◆ **STATED GOAL**
Every entry below should be transcribed exactly; pictures stay out of the copy.

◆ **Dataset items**
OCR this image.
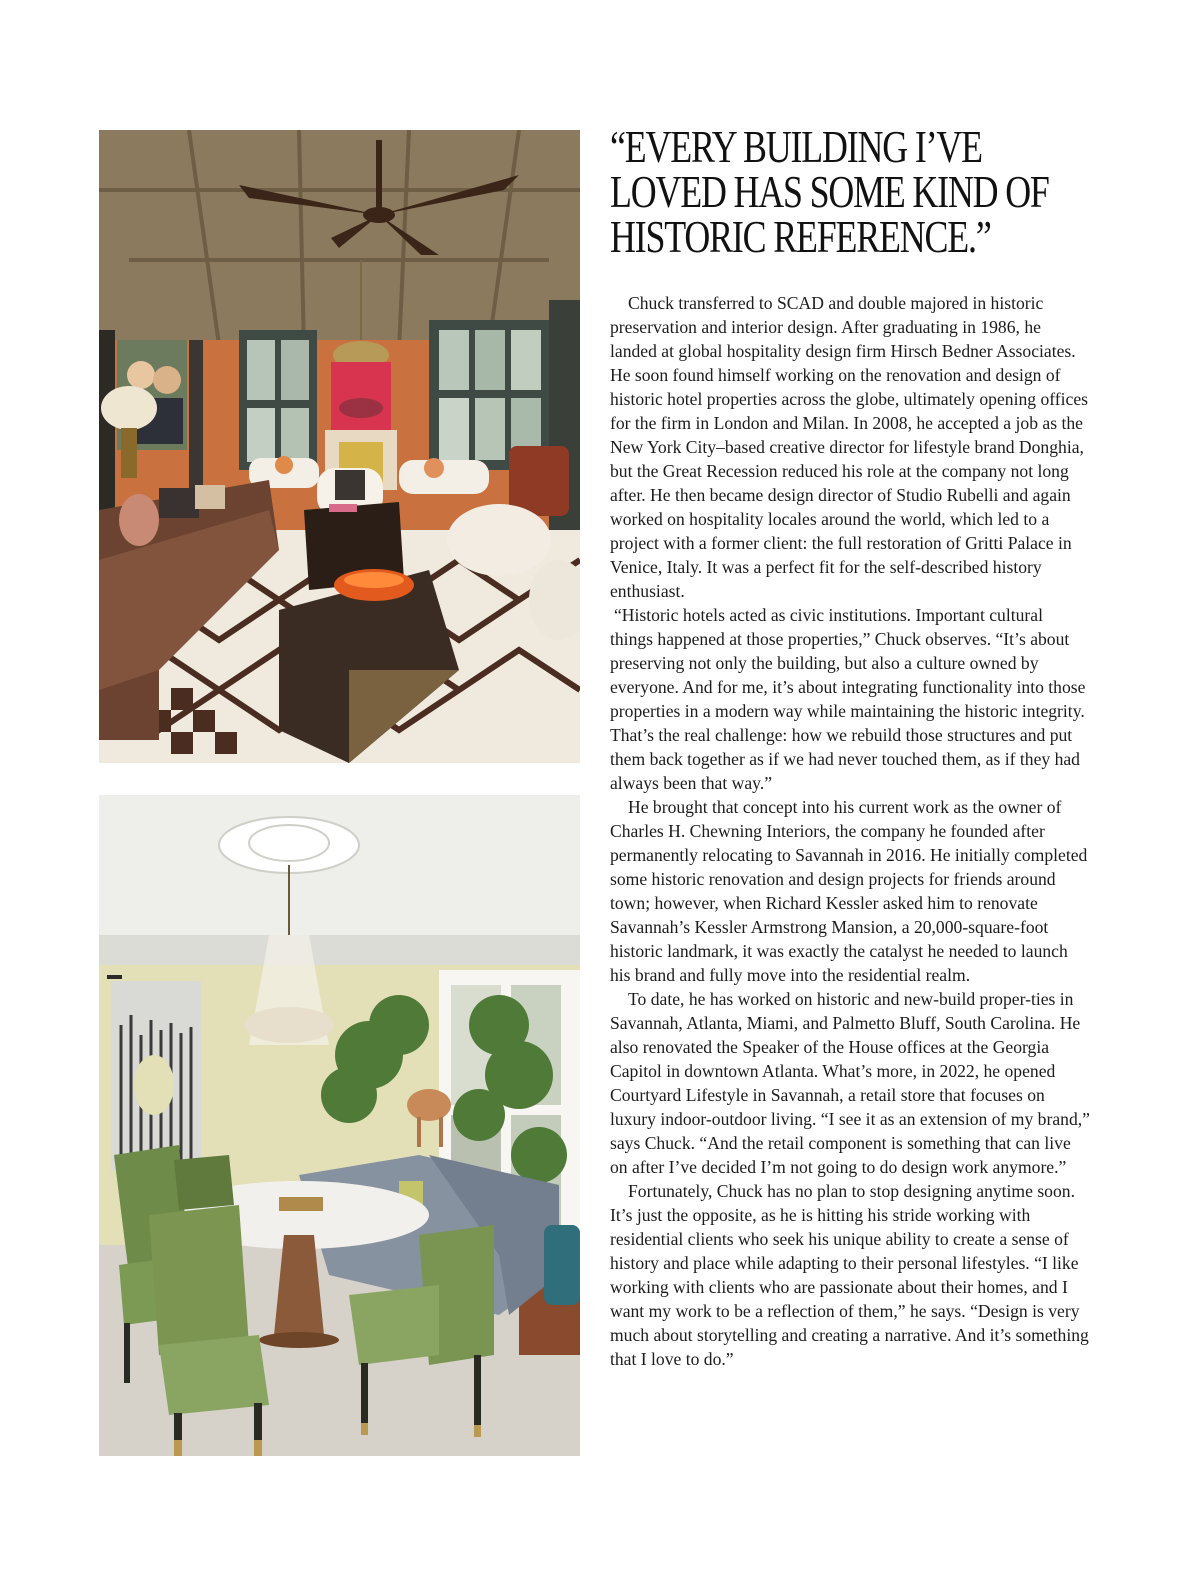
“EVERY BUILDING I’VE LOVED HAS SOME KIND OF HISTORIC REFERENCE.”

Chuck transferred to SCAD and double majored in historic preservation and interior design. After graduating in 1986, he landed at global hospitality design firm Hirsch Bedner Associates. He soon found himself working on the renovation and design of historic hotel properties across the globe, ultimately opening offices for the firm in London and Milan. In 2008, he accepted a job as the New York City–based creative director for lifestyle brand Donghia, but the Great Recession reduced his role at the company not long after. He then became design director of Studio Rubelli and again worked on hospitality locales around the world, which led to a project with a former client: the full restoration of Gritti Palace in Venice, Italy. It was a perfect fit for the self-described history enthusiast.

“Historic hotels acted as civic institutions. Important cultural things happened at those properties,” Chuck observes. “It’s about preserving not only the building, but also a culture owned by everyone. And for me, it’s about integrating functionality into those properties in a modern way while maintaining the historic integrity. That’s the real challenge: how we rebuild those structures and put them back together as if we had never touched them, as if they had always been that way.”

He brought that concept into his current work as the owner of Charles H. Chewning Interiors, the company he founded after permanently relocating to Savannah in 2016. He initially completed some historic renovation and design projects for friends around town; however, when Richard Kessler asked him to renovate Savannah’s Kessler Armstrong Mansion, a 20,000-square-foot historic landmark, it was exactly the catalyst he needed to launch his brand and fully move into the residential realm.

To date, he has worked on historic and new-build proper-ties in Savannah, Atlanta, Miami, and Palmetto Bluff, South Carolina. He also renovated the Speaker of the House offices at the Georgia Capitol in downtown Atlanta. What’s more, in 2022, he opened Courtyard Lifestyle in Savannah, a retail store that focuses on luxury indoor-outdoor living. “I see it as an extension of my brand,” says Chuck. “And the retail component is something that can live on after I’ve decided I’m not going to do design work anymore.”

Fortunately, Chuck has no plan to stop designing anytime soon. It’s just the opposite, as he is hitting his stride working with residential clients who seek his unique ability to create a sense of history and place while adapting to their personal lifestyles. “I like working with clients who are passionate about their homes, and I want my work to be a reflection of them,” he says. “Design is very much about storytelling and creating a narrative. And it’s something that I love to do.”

◆ **TASK OUTPUT**
OCR this image.
“EVERY BUILDING I’VE LOVED HAS SOME KIND OF HISTORIC REFERENCE.”

Chuck transferred to SCAD and double majored in historic preservation and interior design. After graduating in 1986, he landed at global hospitality design firm Hirsch Bedner Associates. He soon found himself working on the renovation and design of historic hotel properties across the globe, ultimately opening offices for the firm in London and Milan. In 2008, he accepted a job as the New York City–based creative director for lifestyle brand Donghia, but the Great Recession reduced his role at the company not long after. He then became design director of Studio Rubelli and again worked on hospitality locales around the world, which led to a project with a former client: the full restoration of Gritti Palace in Venice, Italy. It was a perfect fit for the self-described history enthusiast.

“Historic hotels acted as civic institutions. Important cultural things happened at those properties,” Chuck observes. “It’s about preserving not only the building, but also a culture owned by everyone. And for me, it’s about integrating functionality into those properties in a modern way while maintaining the historic integrity. That’s the real challenge: how we rebuild those structures and put them back together as if we had never touched them, as if they had always been that way.”

He brought that concept into his current work as the owner of Charles H. Chewning Interiors, the company he founded after permanently relocating to Savannah in 2016. He initially completed some historic renovation and design projects for friends around town; however, when Richard Kessler asked him to renovate Savannah’s Kessler Armstrong Mansion, a 20,000-square-foot historic landmark, it was exactly the catalyst he needed to launch his brand and fully move into the residential realm.

To date, he has worked on historic and new-build proper-ties in Savannah, Atlanta, Miami, and Palmetto Bluff, South Carolina. He also renovated the Speaker of the House offices at the Georgia Capitol in downtown Atlanta. What’s more, in 2022, he opened Courtyard Lifestyle in Savannah, a retail store that focuses on luxury indoor-outdoor living. “I see it as an extension of my brand,” says Chuck. “And the retail component is something that can live on after I’ve decided I’m not going to do design work anymore.”

Fortunately, Chuck has no plan to stop designing anytime soon. It’s just the opposite, as he is hitting his stride working with residential clients who seek his unique ability to create a sense of history and place while adapting to their personal lifestyles. “I like working with clients who are passionate about their homes, and I want my work to be a reflection of them,” he says. “Design is very much about storytelling and creating a narrative. And it’s something that I love to do.”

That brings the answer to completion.